**DATA FOR PROCESSING**:
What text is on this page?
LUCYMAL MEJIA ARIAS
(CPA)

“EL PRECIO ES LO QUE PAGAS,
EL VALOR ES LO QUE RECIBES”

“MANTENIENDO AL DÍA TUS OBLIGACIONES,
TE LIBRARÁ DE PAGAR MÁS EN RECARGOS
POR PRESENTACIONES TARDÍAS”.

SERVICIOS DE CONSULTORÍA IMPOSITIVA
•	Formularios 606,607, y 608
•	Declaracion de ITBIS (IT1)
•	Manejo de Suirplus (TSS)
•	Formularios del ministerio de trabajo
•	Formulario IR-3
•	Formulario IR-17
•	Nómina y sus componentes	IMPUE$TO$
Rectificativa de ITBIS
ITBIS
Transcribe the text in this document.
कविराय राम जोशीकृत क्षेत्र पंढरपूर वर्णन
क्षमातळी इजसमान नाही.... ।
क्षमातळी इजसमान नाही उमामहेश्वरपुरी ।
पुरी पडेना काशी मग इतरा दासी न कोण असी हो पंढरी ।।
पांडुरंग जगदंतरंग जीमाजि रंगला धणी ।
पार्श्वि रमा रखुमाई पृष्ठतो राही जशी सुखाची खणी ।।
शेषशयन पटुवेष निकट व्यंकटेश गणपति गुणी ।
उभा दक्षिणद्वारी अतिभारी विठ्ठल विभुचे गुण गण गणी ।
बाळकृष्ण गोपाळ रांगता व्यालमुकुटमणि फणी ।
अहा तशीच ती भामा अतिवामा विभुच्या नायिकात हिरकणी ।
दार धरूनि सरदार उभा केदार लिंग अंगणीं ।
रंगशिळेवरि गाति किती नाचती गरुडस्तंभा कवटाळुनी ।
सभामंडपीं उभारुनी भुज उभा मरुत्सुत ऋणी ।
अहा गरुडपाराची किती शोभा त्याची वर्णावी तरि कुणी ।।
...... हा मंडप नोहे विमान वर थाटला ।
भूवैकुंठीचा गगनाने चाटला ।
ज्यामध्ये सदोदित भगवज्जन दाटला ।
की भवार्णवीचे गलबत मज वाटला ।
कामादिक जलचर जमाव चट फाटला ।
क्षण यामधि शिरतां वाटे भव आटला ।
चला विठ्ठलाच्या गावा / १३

**TASK DESCRIPTION**: Look through the entries above. Extract each line with the word "ITBIS".

**RESULT BELOW**:
•	Declaracion de ITBIS (IT1)
Rectificativa de ITBIS
ITBIS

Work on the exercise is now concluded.